━━━━━ MATERIAL FOR THE TASK

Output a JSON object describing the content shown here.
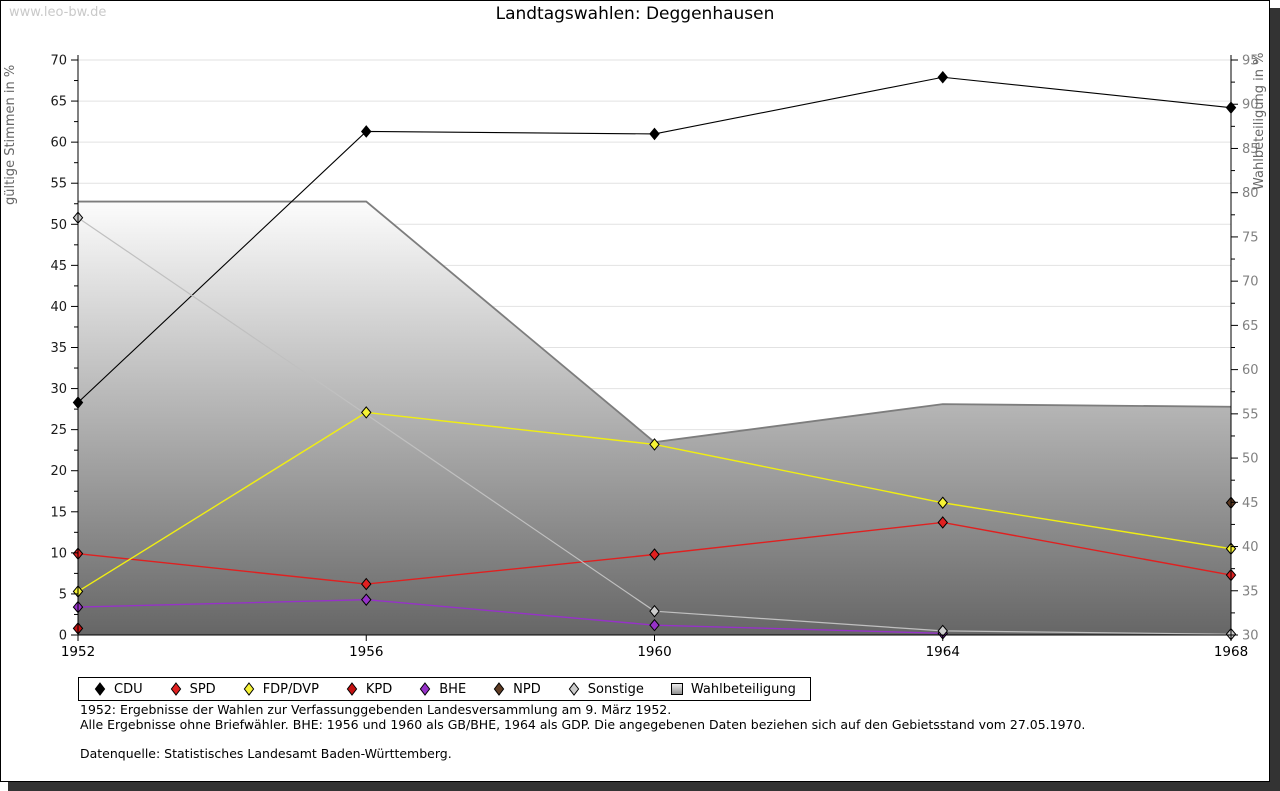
{
  "watermark": "www.leo-bw.de",
  "title": "Landtagswahlen: Deggenhausen",
  "footnotes": {
    "line1": "1952: Ergebnisse der Wahlen zur Verfassunggebenden Landesversammlung am 9. März 1952.",
    "line2": "Alle Ergebnisse ohne Briefwähler. BHE: 1956 und 1960 als GB/BHE, 1964 als GDP. Die angegebenen Daten beziehen sich auf den Gebietsstand vom 27.05.1970.",
    "source": "Datenquelle: Statistisches Landesamt Baden-Württemberg."
  },
  "chart_data": {
    "type": "line",
    "title": "Landtagswahlen: Deggenhausen",
    "x": [
      1952,
      1956,
      1960,
      1964,
      1968
    ],
    "ylabel_left": "gültige Stimmen in %",
    "ylabel_right": "Wahlbeteiligung in %",
    "ylim_left": [
      0,
      70
    ],
    "ylim_right": [
      30,
      95
    ],
    "ytick_step": 5,
    "grid": true,
    "legend_position": "bottom",
    "series": [
      {
        "name": "CDU",
        "color": "#000000",
        "marker_fill": "#000000",
        "line_width": 1.1,
        "values": [
          28.3,
          61.3,
          61.0,
          67.9,
          64.2
        ]
      },
      {
        "name": "SPD",
        "color": "#e02020",
        "marker_fill": "#e02020",
        "line_width": 1.4,
        "values": [
          9.9,
          6.2,
          9.8,
          13.7,
          7.3
        ]
      },
      {
        "name": "FDP/DVP",
        "color": "#f0ee12",
        "marker_fill": "#f5f235",
        "line_width": 1.4,
        "values": [
          5.3,
          27.1,
          23.2,
          16.1,
          10.5
        ]
      },
      {
        "name": "KPD",
        "color": "#b50d0d",
        "marker_fill": "#c41111",
        "line_width": 1.4,
        "values": [
          0.8,
          null,
          null,
          null,
          null
        ]
      },
      {
        "name": "BHE",
        "color": "#9632c8",
        "marker_fill": "#9632c8",
        "line_width": 1.4,
        "values": [
          3.4,
          4.3,
          1.2,
          0.2,
          null
        ]
      },
      {
        "name": "NPD",
        "color": "#5e3b23",
        "marker_fill": "#5e3b23",
        "line_width": 1.4,
        "values": [
          null,
          null,
          null,
          null,
          16.1
        ]
      },
      {
        "name": "Sonstige",
        "color": "#c0c0c0",
        "marker_fill": "#cccccc",
        "line_width": 1.2,
        "values": [
          50.8,
          null,
          2.9,
          0.5,
          0.1
        ]
      }
    ],
    "area_series": {
      "name": "Wahlbeteiligung",
      "axis": "right",
      "values": [
        79.0,
        79.0,
        51.8,
        56.1,
        55.8
      ],
      "line_color": "#7d7d7d",
      "fill_top": "#fcfcfc",
      "fill_bottom": "#666666"
    },
    "colors": {
      "gridline": "#e2e2e2",
      "axis": "#000000",
      "left_tick_labels": "#1a1a1a",
      "right_tick_labels": "#808080",
      "axis_titles": "#666666"
    }
  }
}
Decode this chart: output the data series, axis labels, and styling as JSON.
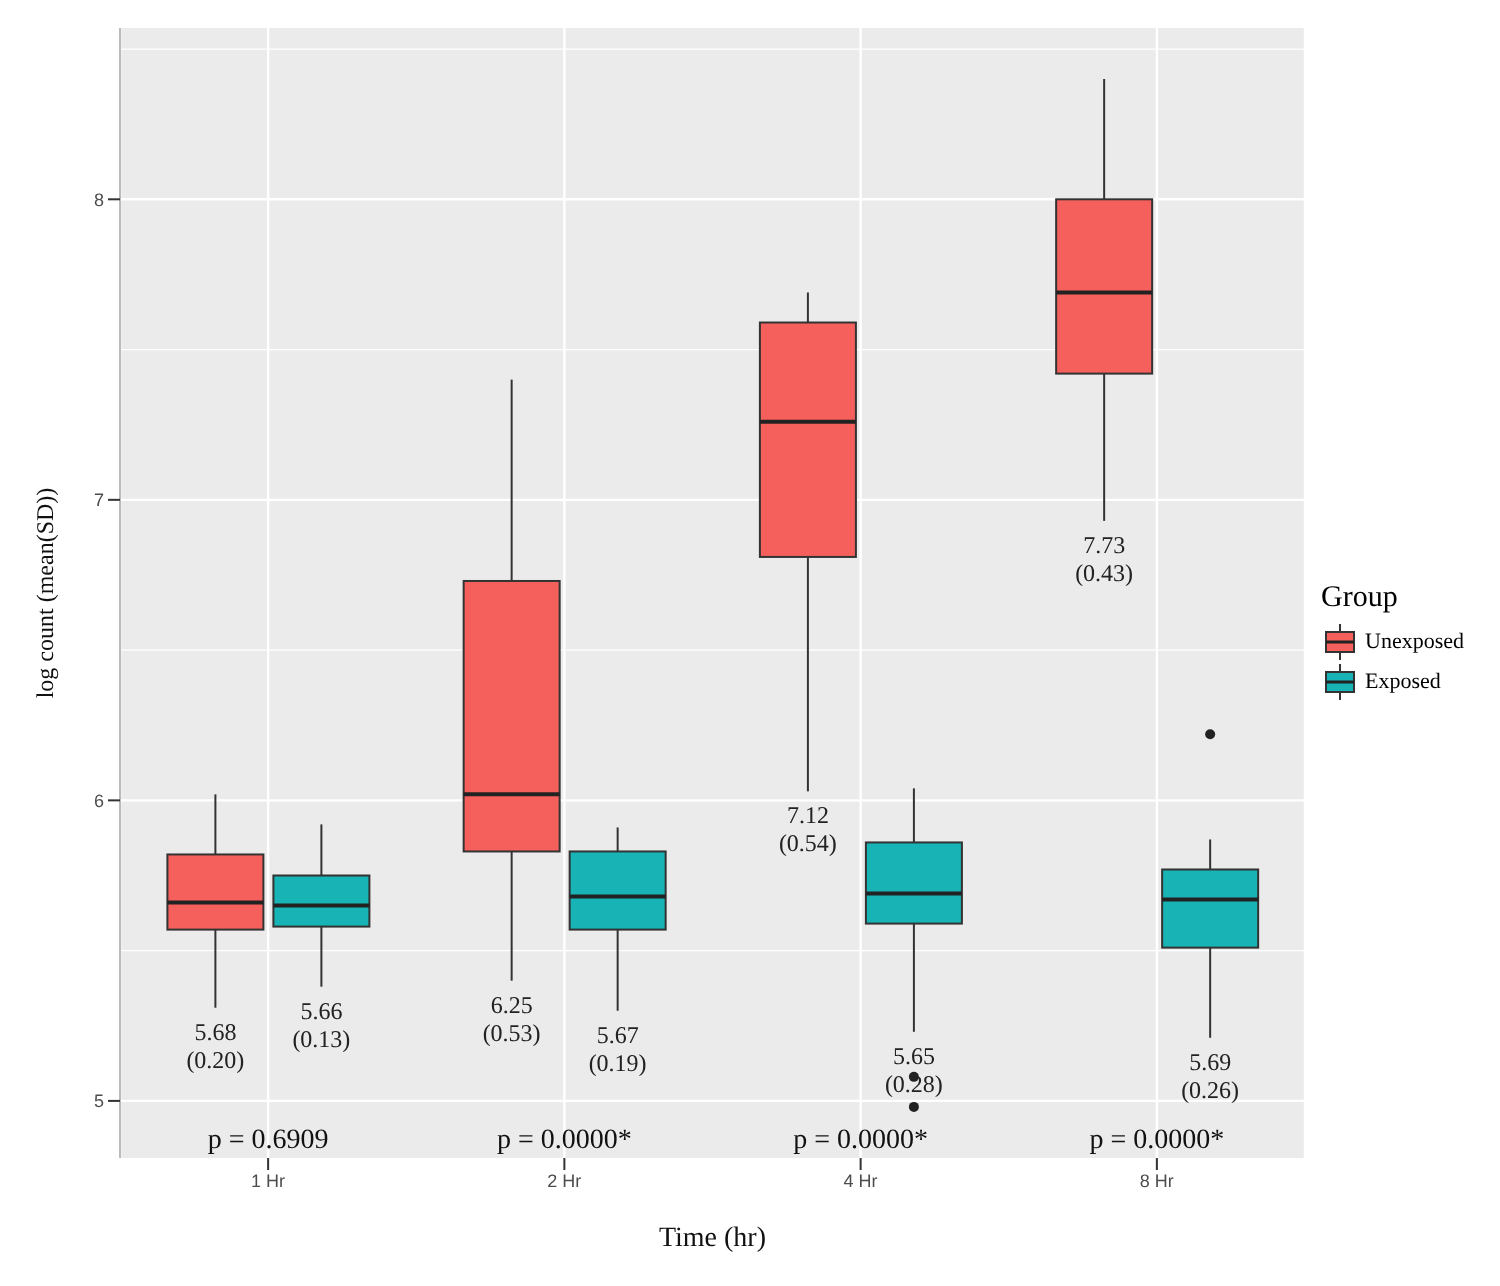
{
  "chart_data": {
    "type": "box",
    "xlabel": "Time (hr)",
    "ylabel": "log count (mean(SD))",
    "legend_title": "Group",
    "categories": [
      "1 Hr",
      "2 Hr",
      "4 Hr",
      "8 Hr"
    ],
    "ylim": [
      4.81,
      8.57
    ],
    "yticks": [
      5,
      6,
      7,
      8
    ],
    "grid": true,
    "legend": "right",
    "series": [
      {
        "name": "Unexposed",
        "color": "#f6605c",
        "boxes": [
          {
            "low": 5.31,
            "q1": 5.57,
            "median": 5.66,
            "q3": 5.82,
            "high": 6.02
          },
          {
            "low": 5.4,
            "q1": 5.83,
            "median": 6.02,
            "q3": 6.73,
            "high": 7.4
          },
          {
            "low": 6.03,
            "q1": 6.81,
            "median": 7.26,
            "q3": 7.59,
            "high": 7.69
          },
          {
            "low": 6.93,
            "q1": 7.42,
            "median": 7.69,
            "q3": 8.0,
            "high": 8.4
          }
        ],
        "value_labels": [
          "5.68\n(0.20)",
          "6.25\n(0.53)",
          "7.12\n(0.54)",
          "7.73\n(0.43)"
        ]
      },
      {
        "name": "Exposed",
        "color": "#17b3b5",
        "boxes": [
          {
            "low": 5.38,
            "q1": 5.58,
            "median": 5.65,
            "q3": 5.75,
            "high": 5.92
          },
          {
            "low": 5.3,
            "q1": 5.57,
            "median": 5.68,
            "q3": 5.83,
            "high": 5.91
          },
          {
            "low": 5.23,
            "q1": 5.59,
            "median": 5.69,
            "q3": 5.86,
            "high": 6.04,
            "outliers": [
              5.08,
              4.98
            ]
          },
          {
            "low": 5.21,
            "q1": 5.51,
            "median": 5.67,
            "q3": 5.77,
            "high": 5.87,
            "outliers": [
              6.22
            ]
          }
        ],
        "value_labels": [
          "5.66\n(0.13)",
          "5.67\n(0.19)",
          "5.65\n(0.28)",
          "5.69\n(0.26)"
        ]
      }
    ],
    "annotations": [
      "p = 0.6909",
      "p = 0.0000*",
      "p = 0.0000*",
      "p = 0.0000*"
    ]
  }
}
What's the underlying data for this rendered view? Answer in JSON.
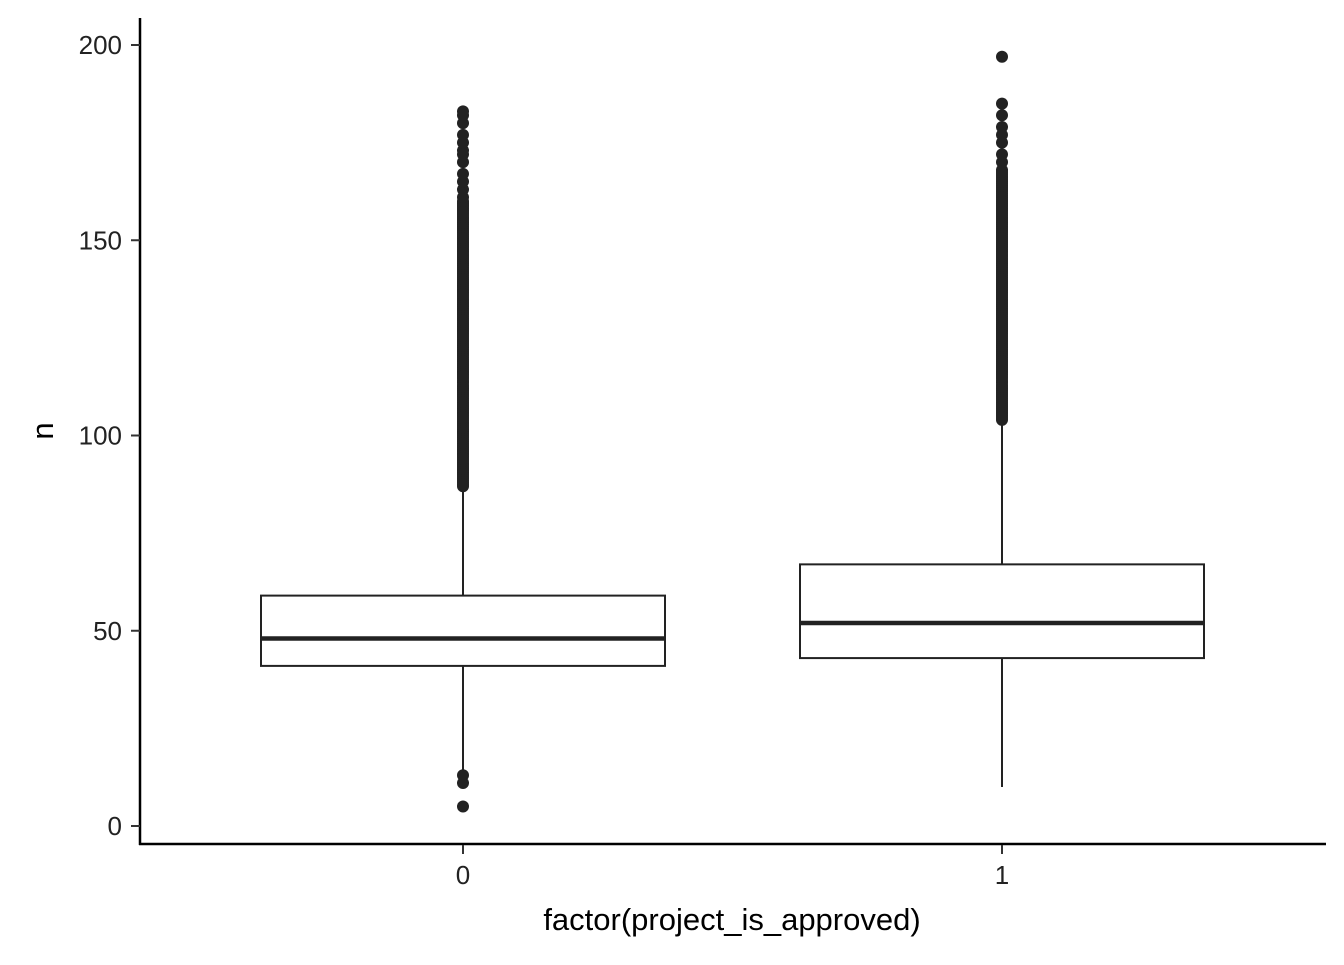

━━━━━━━━━━

**DESCRIPTION OF THE TASK**
Every line of text is to be repeated exactly; pictures are left out.

**WRITTEN SOLUTION**
Output a JSON object describing the content shown here.
{
  "watermark": "www.leo-bw.de",
  "title": "Landtagswahlen: Deggenhausen",
  "footnotes": {
    "line1": "1952: Ergebnisse der Wahlen zur Verfassunggebenden Landesversammlung am 9. März 1952.",
    "line2": "Alle Ergebnisse ohne Briefwähler. BHE: 1956 und 1960 als GB/BHE, 1964 als GDP. Die angegebenen Daten beziehen sich auf den Gebietsstand vom 27.05.1970.",
    "source": "Datenquelle: Statistisches Landesamt Baden-Württemberg."
  },
  "chart_data": {
    "type": "line",
    "title": "Landtagswahlen: Deggenhausen",
    "x": [
      1952,
      1956,
      1960,
      1964,
      1968
    ],
    "ylabel_left": "gültige Stimmen in %",
    "ylabel_right": "Wahlbeteiligung in %",
    "ylim_left": [
      0,
      70
    ],
    "ylim_right": [
      30,
      95
    ],
    "ytick_step": 5,
    "grid": true,
    "legend_position": "bottom",
    "series": [
      {
        "name": "CDU",
        "color": "#000000",
        "marker_fill": "#000000",
        "line_width": 1.1,
        "values": [
          28.3,
          61.3,
          61.0,
          67.9,
          64.2
        ]
      },
      {
        "name": "SPD",
        "color": "#e02020",
        "marker_fill": "#e02020",
        "line_width": 1.4,
        "values": [
          9.9,
          6.2,
          9.8,
          13.7,
          7.3
        ]
      },
      {
        "name": "FDP/DVP",
        "color": "#f0ee12",
        "marker_fill": "#f5f235",
        "line_width": 1.4,
        "values": [
          5.3,
          27.1,
          23.2,
          16.1,
          10.5
        ]
      },
      {
        "name": "KPD",
        "color": "#b50d0d",
        "marker_fill": "#c41111",
        "line_width": 1.4,
        "values": [
          0.8,
          null,
          null,
          null,
          null
        ]
      },
      {
        "name": "BHE",
        "color": "#9632c8",
        "marker_fill": "#9632c8",
        "line_width": 1.4,
        "values": [
          3.4,
          4.3,
          1.2,
          0.2,
          null
        ]
      },
      {
        "name": "NPD",
        "color": "#5e3b23",
        "marker_fill": "#5e3b23",
        "line_width": 1.4,
        "values": [
          null,
          null,
          null,
          null,
          16.1
        ]
      },
      {
        "name": "Sonstige",
        "color": "#c0c0c0",
        "marker_fill": "#cccccc",
        "line_width": 1.2,
        "values": [
          50.8,
          null,
          2.9,
          0.5,
          0.1
        ]
      }
    ],
    "area_series": {
      "name": "Wahlbeteiligung",
      "axis": "right",
      "values": [
        79.0,
        79.0,
        51.8,
        56.1,
        55.8
      ],
      "line_color": "#7d7d7d",
      "fill_top": "#fcfcfc",
      "fill_bottom": "#666666"
    },
    "colors": {
      "gridline": "#e2e2e2",
      "axis": "#000000",
      "left_tick_labels": "#1a1a1a",
      "right_tick_labels": "#808080",
      "axis_titles": "#666666"
    }
  }
}
Decode this chart: output the data series, axis labels, and styling as JSON.
{
  "chart_data": {
    "type": "box",
    "xlabel": "Time (hr)",
    "ylabel": "log count (mean(SD))",
    "legend_title": "Group",
    "categories": [
      "1 Hr",
      "2 Hr",
      "4 Hr",
      "8 Hr"
    ],
    "ylim": [
      4.81,
      8.57
    ],
    "yticks": [
      5,
      6,
      7,
      8
    ],
    "grid": true,
    "legend": "right",
    "series": [
      {
        "name": "Unexposed",
        "color": "#f6605c",
        "boxes": [
          {
            "low": 5.31,
            "q1": 5.57,
            "median": 5.66,
            "q3": 5.82,
            "high": 6.02
          },
          {
            "low": 5.4,
            "q1": 5.83,
            "median": 6.02,
            "q3": 6.73,
            "high": 7.4
          },
          {
            "low": 6.03,
            "q1": 6.81,
            "median": 7.26,
            "q3": 7.59,
            "high": 7.69
          },
          {
            "low": 6.93,
            "q1": 7.42,
            "median": 7.69,
            "q3": 8.0,
            "high": 8.4
          }
        ],
        "value_labels": [
          "5.68\n(0.20)",
          "6.25\n(0.53)",
          "7.12\n(0.54)",
          "7.73\n(0.43)"
        ]
      },
      {
        "name": "Exposed",
        "color": "#17b3b5",
        "boxes": [
          {
            "low": 5.38,
            "q1": 5.58,
            "median": 5.65,
            "q3": 5.75,
            "high": 5.92
          },
          {
            "low": 5.3,
            "q1": 5.57,
            "median": 5.68,
            "q3": 5.83,
            "high": 5.91
          },
          {
            "low": 5.23,
            "q1": 5.59,
            "median": 5.69,
            "q3": 5.86,
            "high": 6.04,
            "outliers": [
              5.08,
              4.98
            ]
          },
          {
            "low": 5.21,
            "q1": 5.51,
            "median": 5.67,
            "q3": 5.77,
            "high": 5.87,
            "outliers": [
              6.22
            ]
          }
        ],
        "value_labels": [
          "5.66\n(0.13)",
          "5.67\n(0.19)",
          "5.65\n(0.28)",
          "5.69\n(0.26)"
        ]
      }
    ],
    "annotations": [
      "p = 0.6909",
      "p = 0.0000*",
      "p = 0.0000*",
      "p = 0.0000*"
    ]
  }
}
What's the underlying data for this rendered view? Answer in JSON.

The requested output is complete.